**SHORT TASK**
Give back exactly the lines that run from the line containing "Read out every word on this page." through the end of the listing below. Leave out every other line.

Saved entries:
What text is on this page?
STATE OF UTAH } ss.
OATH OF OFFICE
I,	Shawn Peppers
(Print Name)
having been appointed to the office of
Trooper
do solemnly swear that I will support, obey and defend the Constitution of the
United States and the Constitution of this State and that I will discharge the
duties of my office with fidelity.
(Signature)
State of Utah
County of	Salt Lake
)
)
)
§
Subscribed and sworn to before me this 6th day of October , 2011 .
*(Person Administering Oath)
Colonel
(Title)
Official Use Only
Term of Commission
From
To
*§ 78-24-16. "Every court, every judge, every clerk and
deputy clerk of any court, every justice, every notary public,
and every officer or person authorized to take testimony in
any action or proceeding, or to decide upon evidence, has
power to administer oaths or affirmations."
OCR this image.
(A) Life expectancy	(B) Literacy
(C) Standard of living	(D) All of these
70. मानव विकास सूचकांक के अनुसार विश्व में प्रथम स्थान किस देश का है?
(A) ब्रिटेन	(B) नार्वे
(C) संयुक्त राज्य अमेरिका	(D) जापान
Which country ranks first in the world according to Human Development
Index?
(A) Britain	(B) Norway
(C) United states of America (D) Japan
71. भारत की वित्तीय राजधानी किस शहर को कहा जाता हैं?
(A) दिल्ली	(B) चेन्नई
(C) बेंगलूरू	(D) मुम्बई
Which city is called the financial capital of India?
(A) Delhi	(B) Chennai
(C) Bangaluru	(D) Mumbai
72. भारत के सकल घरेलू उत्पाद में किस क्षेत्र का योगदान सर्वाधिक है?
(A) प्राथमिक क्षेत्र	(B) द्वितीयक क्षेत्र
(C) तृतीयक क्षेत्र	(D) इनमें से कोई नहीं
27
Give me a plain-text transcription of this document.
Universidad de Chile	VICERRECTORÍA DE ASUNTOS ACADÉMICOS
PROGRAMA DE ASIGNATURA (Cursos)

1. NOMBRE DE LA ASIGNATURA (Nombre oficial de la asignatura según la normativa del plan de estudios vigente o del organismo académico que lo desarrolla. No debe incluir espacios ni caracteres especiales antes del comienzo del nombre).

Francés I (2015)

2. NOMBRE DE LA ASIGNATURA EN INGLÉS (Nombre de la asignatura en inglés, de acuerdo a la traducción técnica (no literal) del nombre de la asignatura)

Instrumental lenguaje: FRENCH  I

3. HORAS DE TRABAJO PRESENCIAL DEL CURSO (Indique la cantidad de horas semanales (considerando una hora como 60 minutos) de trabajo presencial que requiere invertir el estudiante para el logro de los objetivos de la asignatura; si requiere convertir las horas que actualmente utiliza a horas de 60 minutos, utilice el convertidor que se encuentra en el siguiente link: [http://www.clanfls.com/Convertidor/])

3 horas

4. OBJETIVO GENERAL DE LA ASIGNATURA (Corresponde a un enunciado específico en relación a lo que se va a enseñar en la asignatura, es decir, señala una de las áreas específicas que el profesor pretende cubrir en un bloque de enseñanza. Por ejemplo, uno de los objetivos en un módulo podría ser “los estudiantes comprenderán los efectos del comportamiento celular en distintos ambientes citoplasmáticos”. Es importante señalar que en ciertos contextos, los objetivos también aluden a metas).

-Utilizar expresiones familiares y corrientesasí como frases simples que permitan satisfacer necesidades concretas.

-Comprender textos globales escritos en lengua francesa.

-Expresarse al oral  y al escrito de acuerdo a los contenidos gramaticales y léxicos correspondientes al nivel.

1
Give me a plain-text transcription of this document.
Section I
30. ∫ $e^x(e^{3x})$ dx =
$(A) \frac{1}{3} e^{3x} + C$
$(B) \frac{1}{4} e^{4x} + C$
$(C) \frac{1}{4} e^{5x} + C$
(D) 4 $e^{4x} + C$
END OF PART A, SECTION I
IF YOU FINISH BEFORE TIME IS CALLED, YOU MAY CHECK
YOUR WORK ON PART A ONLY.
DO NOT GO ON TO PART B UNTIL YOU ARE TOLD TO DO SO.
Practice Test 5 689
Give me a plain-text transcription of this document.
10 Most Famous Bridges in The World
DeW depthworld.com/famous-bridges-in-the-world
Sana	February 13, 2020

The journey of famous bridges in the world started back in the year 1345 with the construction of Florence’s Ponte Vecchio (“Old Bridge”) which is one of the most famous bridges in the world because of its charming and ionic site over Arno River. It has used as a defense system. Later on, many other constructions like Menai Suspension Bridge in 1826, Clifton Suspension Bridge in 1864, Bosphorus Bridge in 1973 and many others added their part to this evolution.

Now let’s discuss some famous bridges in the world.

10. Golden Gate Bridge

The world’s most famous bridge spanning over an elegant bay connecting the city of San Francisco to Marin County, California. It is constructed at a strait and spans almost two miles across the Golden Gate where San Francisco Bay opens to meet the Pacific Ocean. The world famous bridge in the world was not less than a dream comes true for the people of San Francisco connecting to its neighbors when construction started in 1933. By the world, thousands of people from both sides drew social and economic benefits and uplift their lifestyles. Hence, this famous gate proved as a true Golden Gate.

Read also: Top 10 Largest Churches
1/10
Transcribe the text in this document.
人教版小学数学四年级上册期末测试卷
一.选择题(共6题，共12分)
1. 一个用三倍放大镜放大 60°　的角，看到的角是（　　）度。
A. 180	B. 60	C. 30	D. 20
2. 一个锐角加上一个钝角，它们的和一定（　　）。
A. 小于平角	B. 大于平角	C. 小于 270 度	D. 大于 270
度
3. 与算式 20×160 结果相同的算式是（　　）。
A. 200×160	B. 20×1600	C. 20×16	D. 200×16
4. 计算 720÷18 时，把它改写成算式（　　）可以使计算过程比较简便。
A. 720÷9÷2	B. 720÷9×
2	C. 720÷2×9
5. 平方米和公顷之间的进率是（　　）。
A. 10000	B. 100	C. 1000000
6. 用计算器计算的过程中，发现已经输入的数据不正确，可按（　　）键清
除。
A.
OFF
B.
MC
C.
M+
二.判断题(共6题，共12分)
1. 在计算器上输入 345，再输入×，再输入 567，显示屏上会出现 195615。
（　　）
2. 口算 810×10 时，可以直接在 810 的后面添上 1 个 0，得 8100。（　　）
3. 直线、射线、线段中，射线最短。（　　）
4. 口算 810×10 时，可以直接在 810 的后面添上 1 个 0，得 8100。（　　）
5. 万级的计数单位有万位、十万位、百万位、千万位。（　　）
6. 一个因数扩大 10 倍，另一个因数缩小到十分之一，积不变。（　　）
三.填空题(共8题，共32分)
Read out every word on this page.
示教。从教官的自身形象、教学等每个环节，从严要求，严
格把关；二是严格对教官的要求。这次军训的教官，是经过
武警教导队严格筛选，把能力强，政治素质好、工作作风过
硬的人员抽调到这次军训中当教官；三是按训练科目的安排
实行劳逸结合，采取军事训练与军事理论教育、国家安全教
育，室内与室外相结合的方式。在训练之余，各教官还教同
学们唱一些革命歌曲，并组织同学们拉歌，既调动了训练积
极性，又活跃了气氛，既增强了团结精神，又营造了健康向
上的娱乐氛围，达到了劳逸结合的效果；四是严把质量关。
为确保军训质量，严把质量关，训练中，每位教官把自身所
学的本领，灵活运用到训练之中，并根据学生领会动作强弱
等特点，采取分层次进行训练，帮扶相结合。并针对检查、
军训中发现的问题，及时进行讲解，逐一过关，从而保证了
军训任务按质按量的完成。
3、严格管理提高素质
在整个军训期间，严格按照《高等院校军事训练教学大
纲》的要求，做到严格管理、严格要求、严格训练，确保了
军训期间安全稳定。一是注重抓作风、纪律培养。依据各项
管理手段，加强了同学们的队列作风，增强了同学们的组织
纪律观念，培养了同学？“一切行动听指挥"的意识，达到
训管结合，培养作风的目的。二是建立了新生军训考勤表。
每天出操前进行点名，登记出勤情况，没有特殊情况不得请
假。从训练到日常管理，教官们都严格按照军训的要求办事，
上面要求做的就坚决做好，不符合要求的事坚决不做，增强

**THE RESPONSE**
Read out every word on this page.
示教。从教官的自身形象、教学等每个环节，从严要求，严
格把关；二是严格对教官的要求。这次军训的教官，是经过
武警教导队严格筛选，把能力强，政治素质好、工作作风过
硬的人员抽调到这次军训中当教官；三是按训练科目的安排
实行劳逸结合，采取军事训练与军事理论教育、国家安全教
育，室内与室外相结合的方式。在训练之余，各教官还教同
学们唱一些革命歌曲，并组织同学们拉歌，既调动了训练积
极性，又活跃了气氛，既增强了团结精神，又营造了健康向
上的娱乐氛围，达到了劳逸结合的效果；四是严把质量关。
为确保军训质量，严把质量关，训练中，每位教官把自身所
学的本领，灵活运用到训练之中，并根据学生领会动作强弱
等特点，采取分层次进行训练，帮扶相结合。并针对检查、
军训中发现的问题，及时进行讲解，逐一过关，从而保证了
军训任务按质按量的完成。
3、严格管理提高素质
在整个军训期间，严格按照《高等院校军事训练教学大
纲》的要求，做到严格管理、严格要求、严格训练，确保了
军训期间安全稳定。一是注重抓作风、纪律培养。依据各项
管理手段，加强了同学们的队列作风，增强了同学们的组织
纪律观念，培养了同学？“一切行动听指挥"的意识，达到
训管结合，培养作风的目的。二是建立了新生军训考勤表。
每天出操前进行点名，登记出勤情况，没有特殊情况不得请
假。从训练到日常管理，教官们都严格按照军训的要求办事，
上面要求做的就坚决做好，不符合要求的事坚决不做，增强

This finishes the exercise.